What you should do:
Pull every line containing "Plan" from the entries.

Rows:

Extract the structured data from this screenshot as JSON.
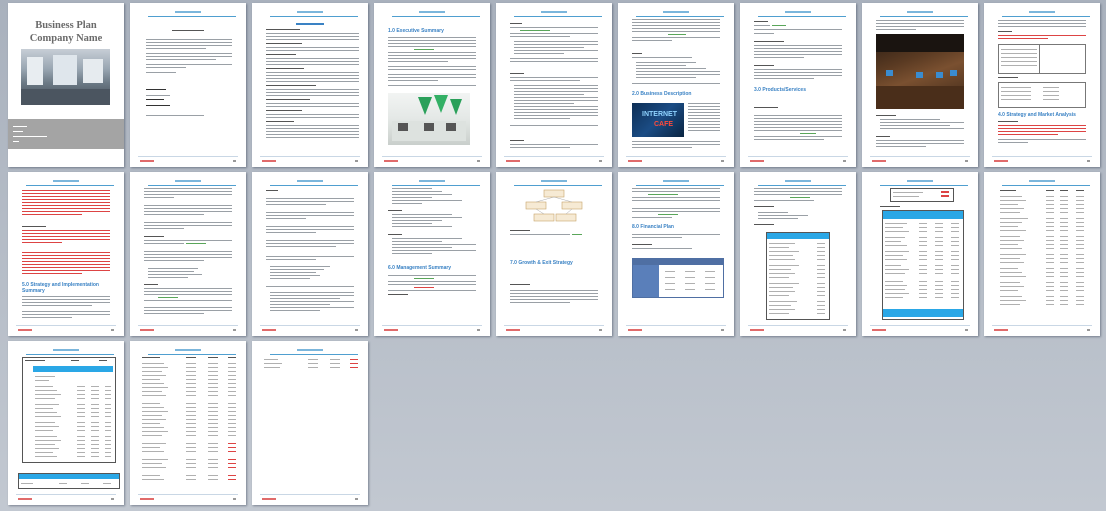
{
  "cover": {
    "title_line1": "Business Plan",
    "title_line2": "Company Name"
  },
  "pages": [
    {
      "id": 1,
      "kind": "cover"
    },
    {
      "id": 2,
      "kind": "text"
    },
    {
      "id": 3,
      "kind": "toc"
    },
    {
      "id": 4,
      "kind": "section",
      "heading": "1.0 Executive Summary"
    },
    {
      "id": 5,
      "kind": "text"
    },
    {
      "id": 6,
      "kind": "section",
      "heading": "2.0 Business Description"
    },
    {
      "id": 7,
      "kind": "section",
      "heading": "3.0 Products/Services"
    },
    {
      "id": 8,
      "kind": "photo"
    },
    {
      "id": 9,
      "kind": "section",
      "heading": "4.0 Strategy and Market Analysis"
    },
    {
      "id": 10,
      "kind": "section",
      "heading": "5.0 Strategy and Implementation Summary"
    },
    {
      "id": 11,
      "kind": "text"
    },
    {
      "id": 12,
      "kind": "text"
    },
    {
      "id": 13,
      "kind": "section",
      "heading": "6.0 Management Summary"
    },
    {
      "id": 14,
      "kind": "section",
      "heading": "7.0 Growth & Exit Strategy"
    },
    {
      "id": 15,
      "kind": "section",
      "heading": "8.0 Financial Plan"
    },
    {
      "id": 16,
      "kind": "table"
    },
    {
      "id": 17,
      "kind": "table"
    },
    {
      "id": 18,
      "kind": "table"
    },
    {
      "id": 19,
      "kind": "table"
    },
    {
      "id": 20,
      "kind": "table"
    },
    {
      "id": 21,
      "kind": "table"
    }
  ],
  "colors": {
    "accent": "#3a82c4",
    "header_bar": "#2aa7e6",
    "warning_text": "#d44444",
    "edit_mark": "#5aa65a"
  }
}
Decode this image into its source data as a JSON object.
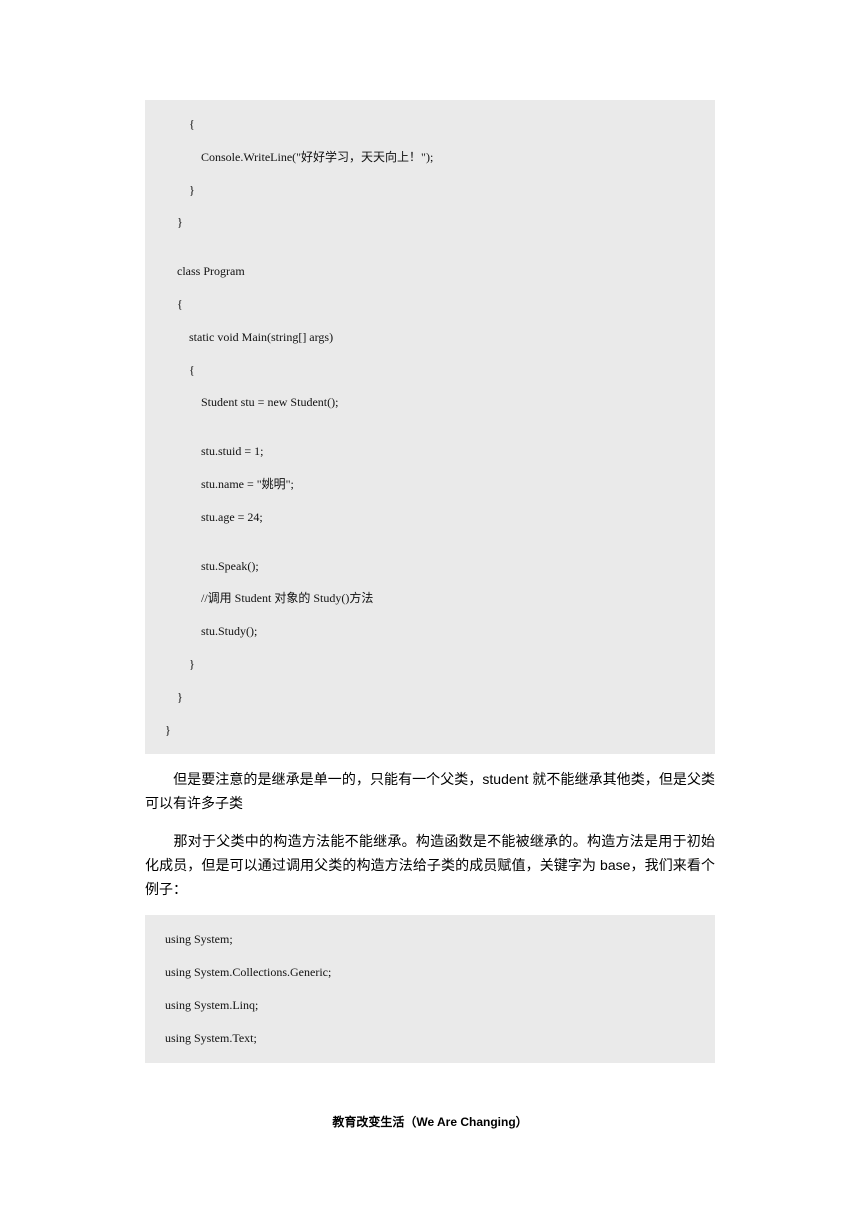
{
  "codeBlock1": {
    "lines": [
      "        {",
      "            Console.WriteLine(\"好好学习，天天向上！\");",
      "        }",
      "    }",
      "",
      "    class Program",
      "    {",
      "        static void Main(string[] args)",
      "        {",
      "            Student stu = new Student();",
      "",
      "            stu.stuid = 1;",
      "            stu.name = \"姚明\";",
      "            stu.age = 24;",
      "",
      "            stu.Speak();",
      "            //调用 Student 对象的 Study()方法",
      "            stu.Study();",
      "        }",
      "    }",
      "}"
    ]
  },
  "para1": "　　但是要注意的是继承是单一的，只能有一个父类，student 就不能继承其他类，但是父类可以有许多子类",
  "para2": "　　那对于父类中的构造方法能不能继承。构造函数是不能被继承的。构造方法是用于初始化成员，但是可以通过调用父类的构造方法给子类的成员赋值，关键字为 base，我们来看个例子：",
  "codeBlock2": {
    "lines": [
      "using System;",
      "using System.Collections.Generic;",
      "using System.Linq;",
      "using System.Text;"
    ]
  },
  "footer": "教育改变生活（We Are Changing）"
}
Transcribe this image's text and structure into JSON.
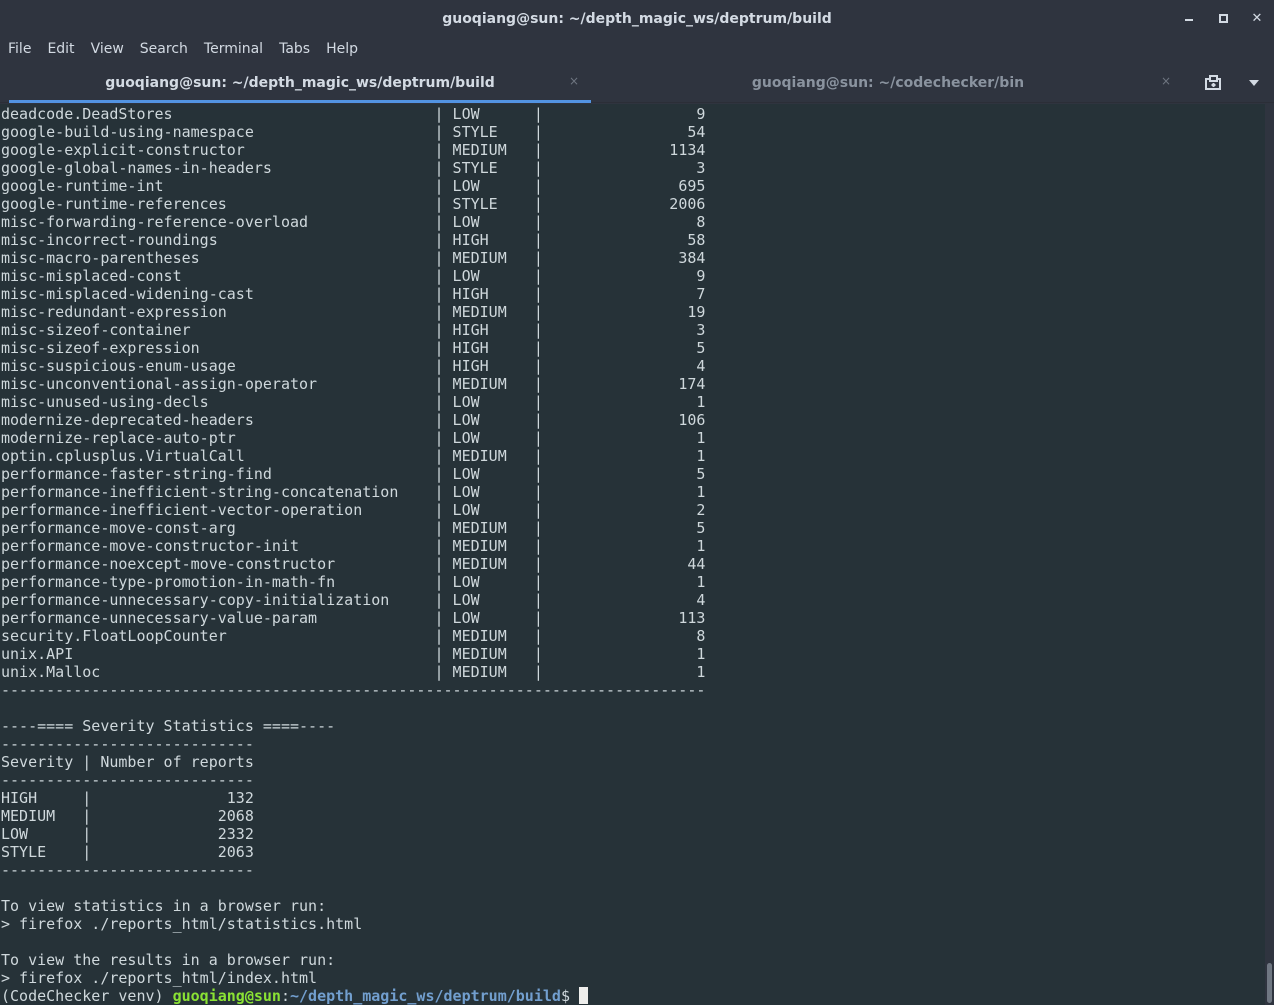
{
  "window": {
    "title": "guoqiang@sun: ~/depth_magic_ws/deptrum/build",
    "minimize_label": "minimize",
    "maximize_label": "maximize",
    "close_label": "✕"
  },
  "menu": [
    "File",
    "Edit",
    "View",
    "Search",
    "Terminal",
    "Tabs",
    "Help"
  ],
  "tabs": [
    {
      "title": "guoqiang@sun: ~/depth_magic_ws/deptrum/build",
      "close": "×"
    },
    {
      "title": "guoqiang@sun: ~/codechecker/bin",
      "close": "×"
    }
  ],
  "toolbar": {
    "new_tab_icon": "new-tab-icon",
    "dropdown_icon": "chevron-down-icon"
  },
  "colors": {
    "accent": "#5294e2",
    "terminal_bg": "#263238",
    "prompt_user": "#8ae234",
    "prompt_path": "#729fcf"
  },
  "terminal": {
    "checker_rows": [
      {
        "checker": "deadcode.DeadStores",
        "severity": "LOW",
        "count": "9"
      },
      {
        "checker": "google-build-using-namespace",
        "severity": "STYLE",
        "count": "54"
      },
      {
        "checker": "google-explicit-constructor",
        "severity": "MEDIUM",
        "count": "1134"
      },
      {
        "checker": "google-global-names-in-headers",
        "severity": "STYLE",
        "count": "3"
      },
      {
        "checker": "google-runtime-int",
        "severity": "LOW",
        "count": "695"
      },
      {
        "checker": "google-runtime-references",
        "severity": "STYLE",
        "count": "2006"
      },
      {
        "checker": "misc-forwarding-reference-overload",
        "severity": "LOW",
        "count": "8"
      },
      {
        "checker": "misc-incorrect-roundings",
        "severity": "HIGH",
        "count": "58"
      },
      {
        "checker": "misc-macro-parentheses",
        "severity": "MEDIUM",
        "count": "384"
      },
      {
        "checker": "misc-misplaced-const",
        "severity": "LOW",
        "count": "9"
      },
      {
        "checker": "misc-misplaced-widening-cast",
        "severity": "HIGH",
        "count": "7"
      },
      {
        "checker": "misc-redundant-expression",
        "severity": "MEDIUM",
        "count": "19"
      },
      {
        "checker": "misc-sizeof-container",
        "severity": "HIGH",
        "count": "3"
      },
      {
        "checker": "misc-sizeof-expression",
        "severity": "HIGH",
        "count": "5"
      },
      {
        "checker": "misc-suspicious-enum-usage",
        "severity": "HIGH",
        "count": "4"
      },
      {
        "checker": "misc-unconventional-assign-operator",
        "severity": "MEDIUM",
        "count": "174"
      },
      {
        "checker": "misc-unused-using-decls",
        "severity": "LOW",
        "count": "1"
      },
      {
        "checker": "modernize-deprecated-headers",
        "severity": "LOW",
        "count": "106"
      },
      {
        "checker": "modernize-replace-auto-ptr",
        "severity": "LOW",
        "count": "1"
      },
      {
        "checker": "optin.cplusplus.VirtualCall",
        "severity": "MEDIUM",
        "count": "1"
      },
      {
        "checker": "performance-faster-string-find",
        "severity": "LOW",
        "count": "5"
      },
      {
        "checker": "performance-inefficient-string-concatenation",
        "severity": "LOW",
        "count": "1"
      },
      {
        "checker": "performance-inefficient-vector-operation",
        "severity": "LOW",
        "count": "2"
      },
      {
        "checker": "performance-move-const-arg",
        "severity": "MEDIUM",
        "count": "5"
      },
      {
        "checker": "performance-move-constructor-init",
        "severity": "MEDIUM",
        "count": "1"
      },
      {
        "checker": "performance-noexcept-move-constructor",
        "severity": "MEDIUM",
        "count": "44"
      },
      {
        "checker": "performance-type-promotion-in-math-fn",
        "severity": "LOW",
        "count": "1"
      },
      {
        "checker": "performance-unnecessary-copy-initialization",
        "severity": "LOW",
        "count": "4"
      },
      {
        "checker": "performance-unnecessary-value-param",
        "severity": "LOW",
        "count": "113"
      },
      {
        "checker": "security.FloatLoopCounter",
        "severity": "MEDIUM",
        "count": "8"
      },
      {
        "checker": "unix.API",
        "severity": "MEDIUM",
        "count": "1"
      },
      {
        "checker": "unix.Malloc",
        "severity": "MEDIUM",
        "count": "1"
      }
    ],
    "checker_table_rule": "------------------------------------------------------------------------------",
    "severity_title": "----==== Severity Statistics ====----",
    "severity_rule": "----------------------------",
    "severity_header": "Severity | Number of reports",
    "severity_rows": [
      {
        "severity": "HIGH",
        "count": "132"
      },
      {
        "severity": "MEDIUM",
        "count": "2068"
      },
      {
        "severity": "LOW",
        "count": "2332"
      },
      {
        "severity": "STYLE",
        "count": "2063"
      }
    ],
    "stats_hint": "To view statistics in a browser run:",
    "stats_cmd": "> firefox ./reports_html/statistics.html",
    "results_hint": "To view the results in a browser run:",
    "results_cmd": "> firefox ./reports_html/index.html",
    "prompt": {
      "venv": "(CodeChecker venv) ",
      "user_host": "guoqiang@sun",
      "sep": ":",
      "path": "~/depth_magic_ws/deptrum/build",
      "dollar": "$ "
    }
  }
}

Worked answer:
    "title_line1": "Business Plan",
      "heading": "8.0 Financial Plan"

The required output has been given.